> [TASK REQUIREMENTS]:
Copy the data below exactly. Any pictures in it should be omitted.

> [RAW DATA]:
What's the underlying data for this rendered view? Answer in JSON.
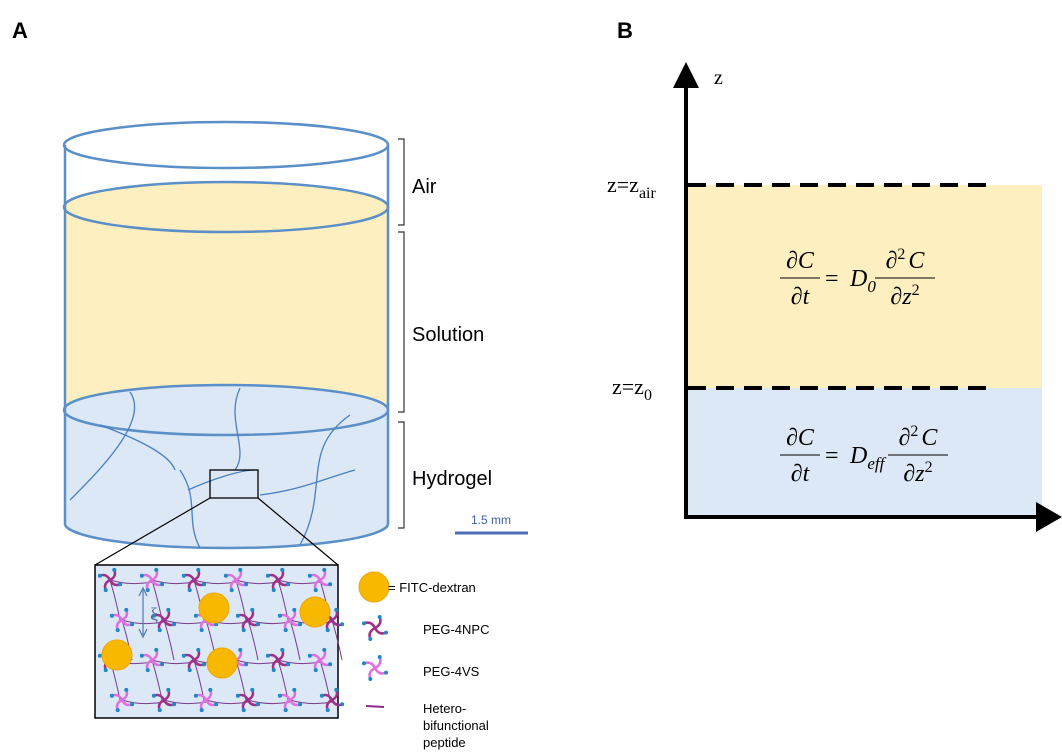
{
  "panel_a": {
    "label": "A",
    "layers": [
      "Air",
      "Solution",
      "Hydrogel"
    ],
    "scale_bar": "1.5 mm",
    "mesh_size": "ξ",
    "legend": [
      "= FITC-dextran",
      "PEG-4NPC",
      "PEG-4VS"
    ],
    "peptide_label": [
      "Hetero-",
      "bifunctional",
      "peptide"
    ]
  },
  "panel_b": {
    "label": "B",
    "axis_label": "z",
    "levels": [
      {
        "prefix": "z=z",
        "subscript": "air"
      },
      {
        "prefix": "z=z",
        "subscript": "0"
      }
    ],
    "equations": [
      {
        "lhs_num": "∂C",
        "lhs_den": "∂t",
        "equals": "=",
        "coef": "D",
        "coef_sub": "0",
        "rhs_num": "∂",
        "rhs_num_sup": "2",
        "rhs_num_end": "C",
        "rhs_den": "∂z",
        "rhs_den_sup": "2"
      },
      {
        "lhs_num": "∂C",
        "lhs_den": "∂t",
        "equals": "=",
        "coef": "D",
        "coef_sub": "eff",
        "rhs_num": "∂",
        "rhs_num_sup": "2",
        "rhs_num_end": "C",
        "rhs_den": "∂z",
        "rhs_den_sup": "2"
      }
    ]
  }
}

> [ANSWER TO THIS EXERCISE]:
What's the underlying data for this rendered view? Answer in JSON.
{
  "panel_a": {
    "label": "A",
    "layers": [
      "Air",
      "Solution",
      "Hydrogel"
    ],
    "scale_bar": "1.5 mm",
    "mesh_size": "ξ",
    "legend": [
      "= FITC-dextran",
      "PEG-4NPC",
      "PEG-4VS"
    ],
    "peptide_label": [
      "Hetero-",
      "bifunctional",
      "peptide"
    ]
  },
  "panel_b": {
    "label": "B",
    "axis_label": "z",
    "levels": [
      {
        "prefix": "z=z",
        "subscript": "air"
      },
      {
        "prefix": "z=z",
        "subscript": "0"
      }
    ],
    "equations": [
      {
        "lhs_num": "∂C",
        "lhs_den": "∂t",
        "equals": "=",
        "coef": "D",
        "coef_sub": "0",
        "rhs_num": "∂",
        "rhs_num_sup": "2",
        "rhs_num_end": "C",
        "rhs_den": "∂z",
        "rhs_den_sup": "2"
      },
      {
        "lhs_num": "∂C",
        "lhs_den": "∂t",
        "equals": "=",
        "coef": "D",
        "coef_sub": "eff",
        "rhs_num": "∂",
        "rhs_num_sup": "2",
        "rhs_num_end": "C",
        "rhs_den": "∂z",
        "rhs_den_sup": "2"
      }
    ]
  }
}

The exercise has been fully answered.